WHAT IS NEEDED = Pull every line holding the string "ставить" from the records below.

Saved entries =
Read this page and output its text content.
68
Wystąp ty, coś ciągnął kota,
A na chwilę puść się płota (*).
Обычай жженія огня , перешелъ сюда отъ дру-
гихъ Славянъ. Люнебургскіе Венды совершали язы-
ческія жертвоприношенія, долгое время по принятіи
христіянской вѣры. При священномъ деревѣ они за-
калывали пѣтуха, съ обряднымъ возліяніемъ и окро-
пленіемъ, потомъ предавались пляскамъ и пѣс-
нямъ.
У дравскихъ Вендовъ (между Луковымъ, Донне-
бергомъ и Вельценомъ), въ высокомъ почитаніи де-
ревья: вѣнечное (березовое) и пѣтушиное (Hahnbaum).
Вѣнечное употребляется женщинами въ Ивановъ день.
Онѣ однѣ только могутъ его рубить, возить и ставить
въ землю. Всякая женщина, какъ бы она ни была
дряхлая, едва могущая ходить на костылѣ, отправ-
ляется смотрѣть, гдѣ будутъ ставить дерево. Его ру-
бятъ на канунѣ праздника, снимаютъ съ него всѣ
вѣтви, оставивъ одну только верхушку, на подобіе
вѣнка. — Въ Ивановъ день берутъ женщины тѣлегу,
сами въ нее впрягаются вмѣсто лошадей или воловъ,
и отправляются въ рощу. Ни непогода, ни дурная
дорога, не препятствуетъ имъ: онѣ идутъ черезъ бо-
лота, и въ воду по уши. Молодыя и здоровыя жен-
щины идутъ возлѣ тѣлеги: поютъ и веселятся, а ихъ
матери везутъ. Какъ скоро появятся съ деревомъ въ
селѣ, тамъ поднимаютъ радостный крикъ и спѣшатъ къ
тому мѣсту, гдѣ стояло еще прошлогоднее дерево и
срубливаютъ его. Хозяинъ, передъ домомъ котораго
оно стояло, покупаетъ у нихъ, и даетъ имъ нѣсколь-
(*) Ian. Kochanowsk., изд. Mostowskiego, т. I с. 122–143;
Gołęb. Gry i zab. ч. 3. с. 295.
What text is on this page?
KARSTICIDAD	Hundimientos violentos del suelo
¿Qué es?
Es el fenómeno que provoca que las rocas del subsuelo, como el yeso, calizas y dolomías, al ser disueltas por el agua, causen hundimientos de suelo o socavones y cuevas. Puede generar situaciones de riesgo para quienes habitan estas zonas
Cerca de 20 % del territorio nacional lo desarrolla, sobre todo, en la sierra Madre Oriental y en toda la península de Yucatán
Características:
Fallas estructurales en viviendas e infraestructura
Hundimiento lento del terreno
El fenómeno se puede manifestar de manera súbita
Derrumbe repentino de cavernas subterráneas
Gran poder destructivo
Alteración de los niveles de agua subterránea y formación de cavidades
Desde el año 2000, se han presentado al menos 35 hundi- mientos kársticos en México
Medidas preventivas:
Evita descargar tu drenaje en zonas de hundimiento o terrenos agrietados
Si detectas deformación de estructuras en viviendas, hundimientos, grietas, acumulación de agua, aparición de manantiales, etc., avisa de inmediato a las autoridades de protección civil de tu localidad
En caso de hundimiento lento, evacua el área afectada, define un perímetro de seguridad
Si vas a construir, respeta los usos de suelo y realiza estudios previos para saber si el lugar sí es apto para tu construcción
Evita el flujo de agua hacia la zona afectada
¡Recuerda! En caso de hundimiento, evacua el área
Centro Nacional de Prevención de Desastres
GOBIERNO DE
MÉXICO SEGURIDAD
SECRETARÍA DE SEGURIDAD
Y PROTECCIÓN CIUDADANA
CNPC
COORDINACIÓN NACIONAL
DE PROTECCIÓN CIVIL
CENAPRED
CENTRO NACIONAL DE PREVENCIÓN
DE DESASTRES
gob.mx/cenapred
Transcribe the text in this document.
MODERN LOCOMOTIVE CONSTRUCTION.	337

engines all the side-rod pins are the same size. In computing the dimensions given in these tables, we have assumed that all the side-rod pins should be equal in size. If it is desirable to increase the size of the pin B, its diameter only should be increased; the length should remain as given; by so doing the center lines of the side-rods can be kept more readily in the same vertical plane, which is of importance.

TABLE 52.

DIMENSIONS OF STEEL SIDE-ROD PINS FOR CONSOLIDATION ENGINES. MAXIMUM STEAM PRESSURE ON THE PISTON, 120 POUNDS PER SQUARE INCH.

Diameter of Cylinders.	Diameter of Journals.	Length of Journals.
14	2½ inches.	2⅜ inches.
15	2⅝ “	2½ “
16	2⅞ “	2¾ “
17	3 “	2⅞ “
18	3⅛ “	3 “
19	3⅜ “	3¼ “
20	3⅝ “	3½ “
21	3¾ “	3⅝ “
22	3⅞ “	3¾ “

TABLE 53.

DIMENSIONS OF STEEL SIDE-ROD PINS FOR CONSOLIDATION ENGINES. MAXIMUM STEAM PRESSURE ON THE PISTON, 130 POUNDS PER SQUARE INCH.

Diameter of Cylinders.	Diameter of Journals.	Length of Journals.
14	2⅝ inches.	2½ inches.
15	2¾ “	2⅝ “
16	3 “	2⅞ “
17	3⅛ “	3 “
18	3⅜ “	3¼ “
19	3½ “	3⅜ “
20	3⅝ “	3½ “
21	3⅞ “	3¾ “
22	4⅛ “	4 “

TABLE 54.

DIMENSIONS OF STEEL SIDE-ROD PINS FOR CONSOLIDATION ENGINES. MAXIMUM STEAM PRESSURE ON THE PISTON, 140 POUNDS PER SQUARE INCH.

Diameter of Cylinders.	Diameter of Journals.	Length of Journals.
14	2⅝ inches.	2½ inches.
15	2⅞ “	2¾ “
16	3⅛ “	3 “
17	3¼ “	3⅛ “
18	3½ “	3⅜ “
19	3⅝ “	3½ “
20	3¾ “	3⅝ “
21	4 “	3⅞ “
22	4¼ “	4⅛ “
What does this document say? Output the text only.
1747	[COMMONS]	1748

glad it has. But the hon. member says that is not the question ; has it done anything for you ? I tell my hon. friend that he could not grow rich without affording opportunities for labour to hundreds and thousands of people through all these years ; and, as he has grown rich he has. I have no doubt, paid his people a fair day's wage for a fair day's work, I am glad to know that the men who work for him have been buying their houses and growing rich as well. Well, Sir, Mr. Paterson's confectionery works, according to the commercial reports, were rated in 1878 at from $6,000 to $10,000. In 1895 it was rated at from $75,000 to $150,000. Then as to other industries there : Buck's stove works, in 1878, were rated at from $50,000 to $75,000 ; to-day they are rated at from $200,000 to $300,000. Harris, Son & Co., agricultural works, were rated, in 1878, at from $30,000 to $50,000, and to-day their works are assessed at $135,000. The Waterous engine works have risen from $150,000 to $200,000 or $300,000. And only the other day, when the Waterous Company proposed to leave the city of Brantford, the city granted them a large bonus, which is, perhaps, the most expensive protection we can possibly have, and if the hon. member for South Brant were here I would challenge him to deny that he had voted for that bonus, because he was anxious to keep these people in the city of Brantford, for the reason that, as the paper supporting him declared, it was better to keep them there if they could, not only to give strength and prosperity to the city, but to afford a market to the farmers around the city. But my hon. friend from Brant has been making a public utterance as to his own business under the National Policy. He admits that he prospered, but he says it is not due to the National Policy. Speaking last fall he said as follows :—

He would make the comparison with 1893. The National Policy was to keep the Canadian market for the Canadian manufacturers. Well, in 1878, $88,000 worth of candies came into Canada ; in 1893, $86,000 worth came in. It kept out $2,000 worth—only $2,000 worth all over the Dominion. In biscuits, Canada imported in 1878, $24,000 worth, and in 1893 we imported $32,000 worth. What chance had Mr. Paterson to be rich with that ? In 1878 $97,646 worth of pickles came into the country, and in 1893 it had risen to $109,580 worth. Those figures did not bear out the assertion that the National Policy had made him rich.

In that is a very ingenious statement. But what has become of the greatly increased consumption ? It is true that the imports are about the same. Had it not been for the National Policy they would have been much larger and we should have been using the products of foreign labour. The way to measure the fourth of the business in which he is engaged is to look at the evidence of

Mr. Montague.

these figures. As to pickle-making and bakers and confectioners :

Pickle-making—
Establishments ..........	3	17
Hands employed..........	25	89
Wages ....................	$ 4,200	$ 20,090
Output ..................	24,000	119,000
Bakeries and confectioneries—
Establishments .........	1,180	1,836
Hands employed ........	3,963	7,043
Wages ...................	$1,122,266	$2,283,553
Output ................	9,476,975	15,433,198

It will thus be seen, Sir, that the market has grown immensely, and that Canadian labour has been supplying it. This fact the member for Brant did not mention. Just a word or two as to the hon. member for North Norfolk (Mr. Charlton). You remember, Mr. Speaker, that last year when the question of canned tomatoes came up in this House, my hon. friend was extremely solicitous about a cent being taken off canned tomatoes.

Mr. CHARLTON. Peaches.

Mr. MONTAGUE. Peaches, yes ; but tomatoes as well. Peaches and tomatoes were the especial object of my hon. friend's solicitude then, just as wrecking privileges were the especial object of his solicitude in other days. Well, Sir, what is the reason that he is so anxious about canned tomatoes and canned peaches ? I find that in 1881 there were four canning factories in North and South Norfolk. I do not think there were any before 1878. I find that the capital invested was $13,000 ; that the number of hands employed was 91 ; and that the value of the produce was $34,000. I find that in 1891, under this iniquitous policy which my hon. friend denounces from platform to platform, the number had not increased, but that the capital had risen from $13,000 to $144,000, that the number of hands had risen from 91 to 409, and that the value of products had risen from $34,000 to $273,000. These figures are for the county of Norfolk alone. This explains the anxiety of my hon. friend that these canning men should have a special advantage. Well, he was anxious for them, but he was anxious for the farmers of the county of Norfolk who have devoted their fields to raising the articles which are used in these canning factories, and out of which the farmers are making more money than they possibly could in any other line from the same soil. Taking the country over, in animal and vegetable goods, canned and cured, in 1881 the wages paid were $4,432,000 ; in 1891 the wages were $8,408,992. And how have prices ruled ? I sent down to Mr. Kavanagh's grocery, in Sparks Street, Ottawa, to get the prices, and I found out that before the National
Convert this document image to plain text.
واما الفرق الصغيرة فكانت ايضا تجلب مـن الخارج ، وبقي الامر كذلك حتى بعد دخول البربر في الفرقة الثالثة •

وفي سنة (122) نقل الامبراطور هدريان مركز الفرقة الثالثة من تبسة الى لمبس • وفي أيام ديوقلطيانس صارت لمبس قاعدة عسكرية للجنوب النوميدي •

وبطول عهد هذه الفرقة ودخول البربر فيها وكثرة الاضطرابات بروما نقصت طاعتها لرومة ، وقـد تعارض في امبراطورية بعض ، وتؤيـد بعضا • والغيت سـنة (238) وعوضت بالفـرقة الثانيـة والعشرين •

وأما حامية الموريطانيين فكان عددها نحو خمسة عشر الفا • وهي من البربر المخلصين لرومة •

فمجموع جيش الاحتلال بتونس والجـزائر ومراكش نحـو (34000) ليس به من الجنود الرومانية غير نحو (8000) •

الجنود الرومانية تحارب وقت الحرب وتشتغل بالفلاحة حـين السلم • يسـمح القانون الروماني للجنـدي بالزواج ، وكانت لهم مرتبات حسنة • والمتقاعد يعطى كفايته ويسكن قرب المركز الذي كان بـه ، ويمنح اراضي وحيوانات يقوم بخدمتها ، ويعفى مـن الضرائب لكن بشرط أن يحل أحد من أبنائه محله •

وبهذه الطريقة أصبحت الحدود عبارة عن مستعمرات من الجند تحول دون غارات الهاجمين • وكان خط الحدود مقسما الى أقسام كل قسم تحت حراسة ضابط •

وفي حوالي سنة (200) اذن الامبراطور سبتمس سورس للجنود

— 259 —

ANSWER FOR THIS EXERCISE =
Онѣ однѣ только могутъ его рубить, возить и ставить
ляется смотрѣть, гдѣ будутъ ставить дерево. Его ру-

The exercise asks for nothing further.